Material supplied

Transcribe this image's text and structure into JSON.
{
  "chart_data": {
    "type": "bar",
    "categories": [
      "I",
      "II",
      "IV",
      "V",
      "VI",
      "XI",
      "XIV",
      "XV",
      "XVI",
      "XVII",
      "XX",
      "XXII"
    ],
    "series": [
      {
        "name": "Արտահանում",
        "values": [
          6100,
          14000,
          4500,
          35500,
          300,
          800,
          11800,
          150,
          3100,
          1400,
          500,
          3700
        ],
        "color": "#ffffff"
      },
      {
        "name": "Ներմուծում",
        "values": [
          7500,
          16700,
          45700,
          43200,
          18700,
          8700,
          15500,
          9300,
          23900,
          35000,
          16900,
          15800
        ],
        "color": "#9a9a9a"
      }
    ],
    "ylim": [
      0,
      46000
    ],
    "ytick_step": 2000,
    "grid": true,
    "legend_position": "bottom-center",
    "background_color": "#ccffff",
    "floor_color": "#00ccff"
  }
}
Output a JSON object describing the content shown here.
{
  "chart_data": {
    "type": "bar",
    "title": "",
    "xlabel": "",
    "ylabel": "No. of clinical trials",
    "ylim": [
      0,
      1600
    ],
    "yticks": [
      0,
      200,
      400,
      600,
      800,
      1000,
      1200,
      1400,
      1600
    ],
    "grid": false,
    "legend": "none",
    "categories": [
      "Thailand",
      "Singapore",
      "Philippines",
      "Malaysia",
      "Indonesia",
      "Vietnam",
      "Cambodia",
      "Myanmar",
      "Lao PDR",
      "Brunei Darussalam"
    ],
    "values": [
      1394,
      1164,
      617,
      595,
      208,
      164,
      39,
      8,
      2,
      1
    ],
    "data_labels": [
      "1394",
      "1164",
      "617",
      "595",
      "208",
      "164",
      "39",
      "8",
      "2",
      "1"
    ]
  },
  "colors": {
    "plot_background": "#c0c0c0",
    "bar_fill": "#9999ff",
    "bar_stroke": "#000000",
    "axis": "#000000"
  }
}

Task brief
Retype the data in full and match it exactly.

The output
Transcribe this image's text and structure into JSON.
{
  "chart_data": {
    "type": "bar",
    "categories": [
      "I",
      "II",
      "IV",
      "V",
      "VI",
      "XI",
      "XIV",
      "XV",
      "XVI",
      "XVII",
      "XX",
      "XXII"
    ],
    "series": [
      {
        "name": "Արտահանում",
        "values": [
          6100,
          14000,
          4500,
          35500,
          300,
          800,
          11800,
          150,
          3100,
          1400,
          500,
          3700
        ],
        "color": "#ffffff"
      },
      {
        "name": "Ներմուծում",
        "values": [
          7500,
          16700,
          45700,
          43200,
          18700,
          8700,
          15500,
          9300,
          23900,
          35000,
          16900,
          15800
        ],
        "color": "#9a9a9a"
      }
    ],
    "ylim": [
      0,
      46000
    ],
    "ytick_step": 2000,
    "grid": true,
    "legend_position": "bottom-center",
    "background_color": "#ccffff",
    "floor_color": "#00ccff"
  }
}
Output a JSON object describing the content shown here.
{
  "chart_data": {
    "type": "bar",
    "title": "",
    "xlabel": "",
    "ylabel": "No. of clinical trials",
    "ylim": [
      0,
      1600
    ],
    "yticks": [
      0,
      200,
      400,
      600,
      800,
      1000,
      1200,
      1400,
      1600
    ],
    "grid": false,
    "legend": "none",
    "categories": [
      "Thailand",
      "Singapore",
      "Philippines",
      "Malaysia",
      "Indonesia",
      "Vietnam",
      "Cambodia",
      "Myanmar",
      "Lao PDR",
      "Brunei Darussalam"
    ],
    "values": [
      1394,
      1164,
      617,
      595,
      208,
      164,
      39,
      8,
      2,
      1
    ],
    "data_labels": [
      "1394",
      "1164",
      "617",
      "595",
      "208",
      "164",
      "39",
      "8",
      "2",
      "1"
    ]
  },
  "colors": {
    "plot_background": "#c0c0c0",
    "bar_fill": "#9999ff",
    "bar_stroke": "#000000",
    "axis": "#000000"
  }
}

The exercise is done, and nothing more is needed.